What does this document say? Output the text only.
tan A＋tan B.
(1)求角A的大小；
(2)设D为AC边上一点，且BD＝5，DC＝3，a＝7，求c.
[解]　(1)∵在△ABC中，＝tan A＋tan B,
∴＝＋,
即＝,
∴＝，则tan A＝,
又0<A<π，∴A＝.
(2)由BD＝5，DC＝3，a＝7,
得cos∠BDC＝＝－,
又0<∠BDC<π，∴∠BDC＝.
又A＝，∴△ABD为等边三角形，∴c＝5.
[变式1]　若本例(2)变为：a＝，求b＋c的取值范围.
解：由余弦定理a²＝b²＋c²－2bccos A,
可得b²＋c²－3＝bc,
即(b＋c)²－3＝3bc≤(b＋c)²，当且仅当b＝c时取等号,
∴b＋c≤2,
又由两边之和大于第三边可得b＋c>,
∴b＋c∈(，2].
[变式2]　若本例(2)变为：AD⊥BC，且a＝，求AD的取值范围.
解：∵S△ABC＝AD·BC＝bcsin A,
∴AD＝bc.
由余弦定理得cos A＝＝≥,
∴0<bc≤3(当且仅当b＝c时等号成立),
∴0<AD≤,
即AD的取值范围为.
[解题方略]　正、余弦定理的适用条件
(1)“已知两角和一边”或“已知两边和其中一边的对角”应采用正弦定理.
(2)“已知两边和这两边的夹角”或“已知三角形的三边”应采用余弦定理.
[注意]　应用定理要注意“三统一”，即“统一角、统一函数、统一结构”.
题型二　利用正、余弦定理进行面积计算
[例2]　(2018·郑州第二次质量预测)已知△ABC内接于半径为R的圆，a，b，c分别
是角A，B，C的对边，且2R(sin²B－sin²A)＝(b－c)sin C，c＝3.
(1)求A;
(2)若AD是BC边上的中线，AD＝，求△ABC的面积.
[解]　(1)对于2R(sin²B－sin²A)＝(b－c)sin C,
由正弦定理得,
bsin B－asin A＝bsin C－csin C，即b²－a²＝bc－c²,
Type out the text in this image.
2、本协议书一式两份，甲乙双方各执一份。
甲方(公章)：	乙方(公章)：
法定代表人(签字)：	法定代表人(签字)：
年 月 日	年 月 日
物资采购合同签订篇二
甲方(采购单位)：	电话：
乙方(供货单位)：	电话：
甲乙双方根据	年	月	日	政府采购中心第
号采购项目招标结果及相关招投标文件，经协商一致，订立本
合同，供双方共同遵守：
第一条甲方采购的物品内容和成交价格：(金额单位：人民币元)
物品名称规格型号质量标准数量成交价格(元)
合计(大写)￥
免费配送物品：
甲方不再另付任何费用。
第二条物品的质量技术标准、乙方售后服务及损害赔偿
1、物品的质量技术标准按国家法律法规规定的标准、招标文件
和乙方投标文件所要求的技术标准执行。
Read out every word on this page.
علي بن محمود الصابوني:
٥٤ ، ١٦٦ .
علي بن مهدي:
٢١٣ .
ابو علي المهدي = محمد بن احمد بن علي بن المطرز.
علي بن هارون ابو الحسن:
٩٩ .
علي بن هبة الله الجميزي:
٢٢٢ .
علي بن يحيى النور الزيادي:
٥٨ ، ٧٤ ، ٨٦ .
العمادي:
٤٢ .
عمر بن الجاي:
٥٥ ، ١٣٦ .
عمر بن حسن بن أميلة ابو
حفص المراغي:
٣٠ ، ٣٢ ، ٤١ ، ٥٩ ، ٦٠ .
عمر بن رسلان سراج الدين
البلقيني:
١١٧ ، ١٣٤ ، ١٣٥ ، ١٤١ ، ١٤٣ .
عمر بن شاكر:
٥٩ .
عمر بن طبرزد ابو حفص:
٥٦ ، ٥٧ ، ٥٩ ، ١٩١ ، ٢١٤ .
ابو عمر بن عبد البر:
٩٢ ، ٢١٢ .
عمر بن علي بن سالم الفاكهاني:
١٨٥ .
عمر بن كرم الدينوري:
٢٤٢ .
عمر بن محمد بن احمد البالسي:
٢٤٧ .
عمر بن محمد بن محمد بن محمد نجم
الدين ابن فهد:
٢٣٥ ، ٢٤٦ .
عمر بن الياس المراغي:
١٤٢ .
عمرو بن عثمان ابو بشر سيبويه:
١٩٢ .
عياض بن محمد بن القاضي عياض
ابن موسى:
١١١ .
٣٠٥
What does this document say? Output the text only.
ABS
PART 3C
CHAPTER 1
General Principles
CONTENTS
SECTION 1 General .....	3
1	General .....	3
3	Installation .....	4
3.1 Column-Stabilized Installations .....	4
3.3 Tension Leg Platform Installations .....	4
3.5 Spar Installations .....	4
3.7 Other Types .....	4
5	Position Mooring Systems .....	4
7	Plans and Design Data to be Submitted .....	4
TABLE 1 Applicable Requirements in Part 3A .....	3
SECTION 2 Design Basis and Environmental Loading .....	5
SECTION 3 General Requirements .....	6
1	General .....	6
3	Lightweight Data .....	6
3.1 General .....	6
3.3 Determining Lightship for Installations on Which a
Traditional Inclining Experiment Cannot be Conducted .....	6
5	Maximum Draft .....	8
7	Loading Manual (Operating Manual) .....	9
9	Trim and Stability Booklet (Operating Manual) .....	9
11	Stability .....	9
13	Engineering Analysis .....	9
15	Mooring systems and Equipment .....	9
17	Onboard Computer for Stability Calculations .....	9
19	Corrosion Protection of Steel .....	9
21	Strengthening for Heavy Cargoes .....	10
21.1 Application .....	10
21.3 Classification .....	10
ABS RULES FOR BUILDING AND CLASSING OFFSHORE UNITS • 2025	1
---+---
_GOAL OF THE EXERCISE:_
Restate all of the entries exactly, please.

_SOLUTION TO THIS TASK:_
What does this document say? Output the text only.
tan A＋tan B.
(1)求角A的大小；
(2)设D为AC边上一点，且BD＝5，DC＝3，a＝7，求c.
[解]　(1)∵在△ABC中，＝tan A＋tan B,
∴＝＋,
即＝,
∴＝，则tan A＝,
又0<A<π，∴A＝.
(2)由BD＝5，DC＝3，a＝7,
得cos∠BDC＝＝－,
又0<∠BDC<π，∴∠BDC＝.
又A＝，∴△ABD为等边三角形，∴c＝5.
[变式1]　若本例(2)变为：a＝，求b＋c的取值范围.
解：由余弦定理a²＝b²＋c²－2bccos A,
可得b²＋c²－3＝bc,
即(b＋c)²－3＝3bc≤(b＋c)²，当且仅当b＝c时取等号,
∴b＋c≤2,
又由两边之和大于第三边可得b＋c>,
∴b＋c∈(，2].
[变式2]　若本例(2)变为：AD⊥BC，且a＝，求AD的取值范围.
解：∵S△ABC＝AD·BC＝bcsin A,
∴AD＝bc.
由余弦定理得cos A＝＝≥,
∴0<bc≤3(当且仅当b＝c时等号成立),
∴0<AD≤,
即AD的取值范围为.
[解题方略]　正、余弦定理的适用条件
(1)“已知两角和一边”或“已知两边和其中一边的对角”应采用正弦定理.
(2)“已知两边和这两边的夹角”或“已知三角形的三边”应采用余弦定理.
[注意]　应用定理要注意“三统一”，即“统一角、统一函数、统一结构”.
题型二　利用正、余弦定理进行面积计算
[例2]　(2018·郑州第二次质量预测)已知△ABC内接于半径为R的圆，a，b，c分别
是角A，B，C的对边，且2R(sin²B－sin²A)＝(b－c)sin C，c＝3.
(1)求A;
(2)若AD是BC边上的中线，AD＝，求△ABC的面积.
[解]　(1)对于2R(sin²B－sin²A)＝(b－c)sin C,
由正弦定理得,
bsin B－asin A＝bsin C－csin C，即b²－a²＝bc－c²,
Type out the text in this image.
2、本协议书一式两份，甲乙双方各执一份。
甲方(公章)：	乙方(公章)：
法定代表人(签字)：	法定代表人(签字)：
年 月 日	年 月 日
物资采购合同签订篇二
甲方(采购单位)：	电话：
乙方(供货单位)：	电话：
甲乙双方根据	年	月	日	政府采购中心第
号采购项目招标结果及相关招投标文件，经协商一致，订立本
合同，供双方共同遵守：
第一条甲方采购的物品内容和成交价格：(金额单位：人民币元)
物品名称规格型号质量标准数量成交价格(元)
合计(大写)￥
免费配送物品：
甲方不再另付任何费用。
第二条物品的质量技术标准、乙方售后服务及损害赔偿
1、物品的质量技术标准按国家法律法规规定的标准、招标文件
和乙方投标文件所要求的技术标准执行。
Read out every word on this page.
علي بن محمود الصابوني:
٥٤ ، ١٦٦ .
علي بن مهدي:
٢١٣ .
ابو علي المهدي = محمد بن احمد بن علي بن المطرز.
علي بن هارون ابو الحسن:
٩٩ .
علي بن هبة الله الجميزي:
٢٢٢ .
علي بن يحيى النور الزيادي:
٥٨ ، ٧٤ ، ٨٦ .
العمادي:
٤٢ .
عمر بن الجاي:
٥٥ ، ١٣٦ .
عمر بن حسن بن أميلة ابو
حفص المراغي:
٣٠ ، ٣٢ ، ٤١ ، ٥٩ ، ٦٠ .
عمر بن رسلان سراج الدين
البلقيني:
١١٧ ، ١٣٤ ، ١٣٥ ، ١٤١ ، ١٤٣ .
عمر بن شاكر:
٥٩ .
عمر بن طبرزد ابو حفص:
٥٦ ، ٥٧ ، ٥٩ ، ١٩١ ، ٢١٤ .
ابو عمر بن عبد البر:
٩٢ ، ٢١٢ .
عمر بن علي بن سالم الفاكهاني:
١٨٥ .
عمر بن كرم الدينوري:
٢٤٢ .
عمر بن محمد بن احمد البالسي:
٢٤٧ .
عمر بن محمد بن محمد بن محمد نجم
الدين ابن فهد:
٢٣٥ ، ٢٤٦ .
عمر بن الياس المراغي:
١٤٢ .
عمرو بن عثمان ابو بشر سيبويه:
١٩٢ .
عياض بن محمد بن القاضي عياض
ابن موسى:
١١١ .
٣٠٥
What does this document say? Output the text only.
ABS
PART 3C
CHAPTER 1
General Principles
CONTENTS
SECTION 1 General .....	3
1	General .....	3
3	Installation .....	4
3.1 Column-Stabilized Installations .....	4
3.3 Tension Leg Platform Installations .....	4
3.5 Spar Installations .....	4
3.7 Other Types .....	4
5	Position Mooring Systems .....	4
7	Plans and Design Data to be Submitted .....	4
TABLE 1 Applicable Requirements in Part 3A .....	3
SECTION 2 Design Basis and Environmental Loading .....	5
SECTION 3 General Requirements .....	6
1	General .....	6
3	Lightweight Data .....	6
3.1 General .....	6
3.3 Determining Lightship for Installations on Which a
Traditional Inclining Experiment Cannot be Conducted .....	6
5	Maximum Draft .....	8
7	Loading Manual (Operating Manual) .....	9
9	Trim and Stability Booklet (Operating Manual) .....	9
11	Stability .....	9
13	Engineering Analysis .....	9
15	Mooring systems and Equipment .....	9
17	Onboard Computer for Stability Calculations .....	9
19	Corrosion Protection of Steel .....	9
21	Strengthening for Heavy Cargoes .....	10
21.1 Application .....	10
21.3 Classification .....	10
ABS RULES FOR BUILDING AND CLASSING OFFSHORE UNITS • 2025	1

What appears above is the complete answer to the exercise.